MATERIAL SHOWN:
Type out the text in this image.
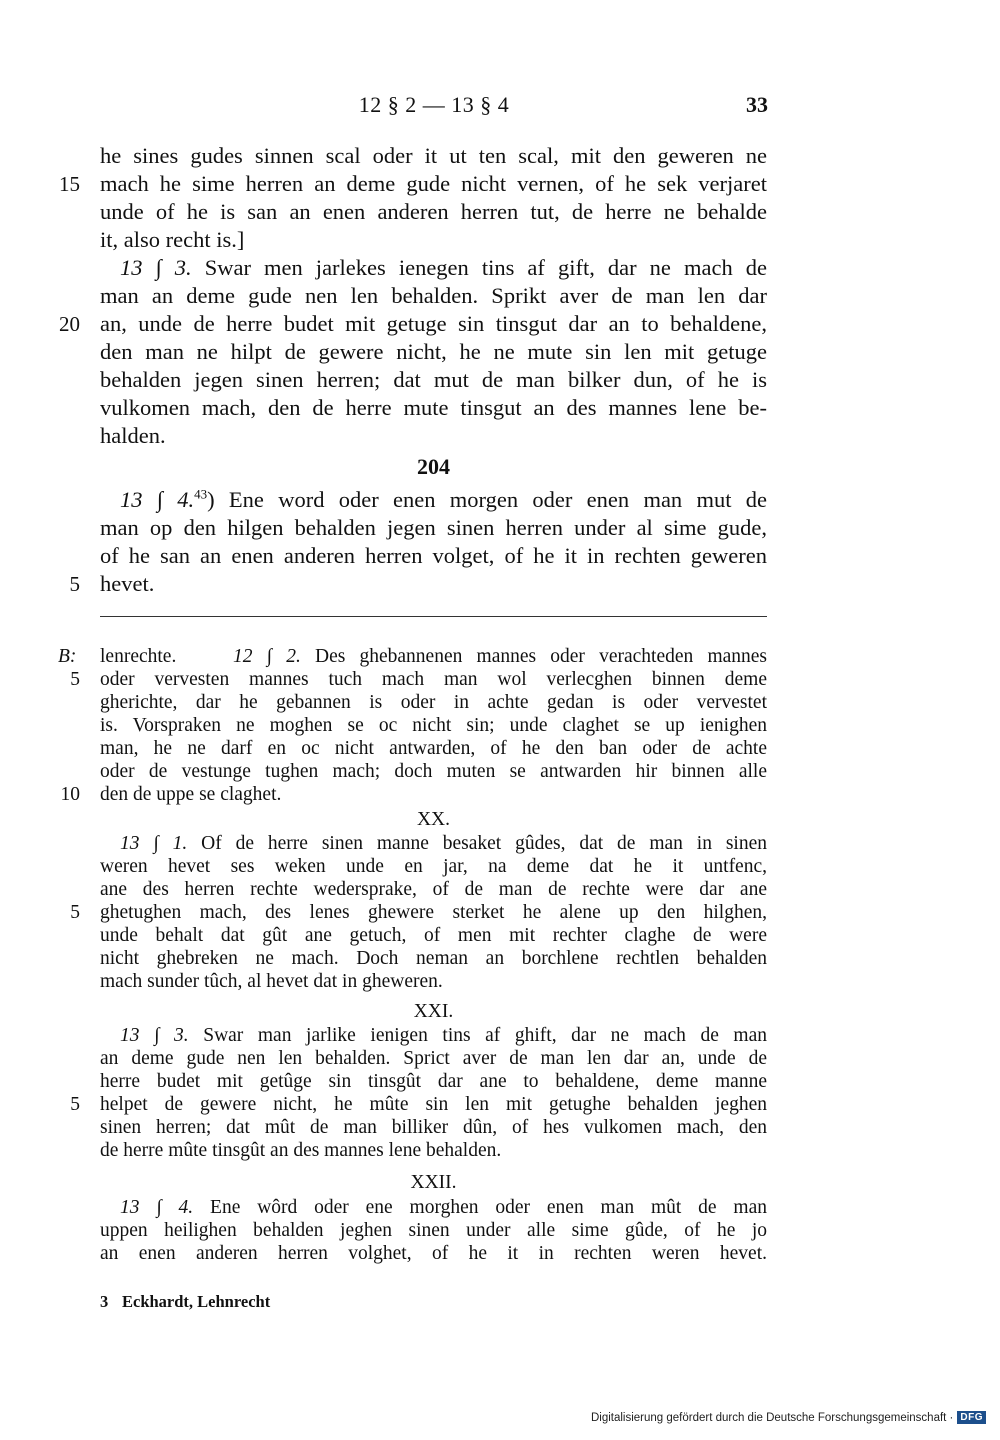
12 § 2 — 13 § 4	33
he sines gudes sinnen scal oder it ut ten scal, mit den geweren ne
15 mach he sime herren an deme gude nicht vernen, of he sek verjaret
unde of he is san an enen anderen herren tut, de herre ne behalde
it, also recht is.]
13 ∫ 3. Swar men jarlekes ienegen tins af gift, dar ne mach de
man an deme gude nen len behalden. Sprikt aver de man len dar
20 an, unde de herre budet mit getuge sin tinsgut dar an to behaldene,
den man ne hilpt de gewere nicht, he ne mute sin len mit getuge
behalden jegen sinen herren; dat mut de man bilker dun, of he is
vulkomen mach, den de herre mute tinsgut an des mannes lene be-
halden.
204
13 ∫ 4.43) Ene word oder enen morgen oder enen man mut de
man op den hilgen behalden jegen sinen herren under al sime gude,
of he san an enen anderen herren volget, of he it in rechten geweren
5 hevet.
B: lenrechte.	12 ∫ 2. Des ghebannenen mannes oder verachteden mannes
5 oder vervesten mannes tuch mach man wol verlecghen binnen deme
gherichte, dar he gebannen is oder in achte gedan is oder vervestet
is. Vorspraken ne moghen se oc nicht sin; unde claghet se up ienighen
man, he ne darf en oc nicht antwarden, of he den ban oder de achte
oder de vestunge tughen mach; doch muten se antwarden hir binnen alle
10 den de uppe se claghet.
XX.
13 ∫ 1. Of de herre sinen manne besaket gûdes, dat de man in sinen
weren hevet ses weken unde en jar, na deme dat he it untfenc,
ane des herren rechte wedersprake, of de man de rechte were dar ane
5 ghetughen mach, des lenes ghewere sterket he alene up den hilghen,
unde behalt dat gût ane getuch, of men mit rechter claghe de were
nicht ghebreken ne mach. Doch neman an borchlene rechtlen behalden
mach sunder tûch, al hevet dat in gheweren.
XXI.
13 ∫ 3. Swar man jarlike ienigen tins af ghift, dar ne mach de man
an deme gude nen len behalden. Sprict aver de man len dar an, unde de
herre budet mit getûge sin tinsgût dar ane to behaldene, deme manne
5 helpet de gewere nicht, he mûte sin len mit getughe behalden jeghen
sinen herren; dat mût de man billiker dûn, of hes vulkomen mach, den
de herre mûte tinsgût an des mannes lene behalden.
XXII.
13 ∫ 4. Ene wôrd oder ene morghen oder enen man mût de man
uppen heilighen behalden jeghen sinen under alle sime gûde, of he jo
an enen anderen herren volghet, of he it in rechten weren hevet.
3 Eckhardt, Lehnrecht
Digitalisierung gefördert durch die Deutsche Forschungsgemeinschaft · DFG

THE TASK:
Search the entries for the word "jeghen", then list each line that holds it.

ANSWER TO THIS PROBLEM:
5 helpet de gewere nicht, he mûte sin len mit getughe behalden jeghen
uppen heilighen behalden jeghen sinen under alle sime gûde, of he jo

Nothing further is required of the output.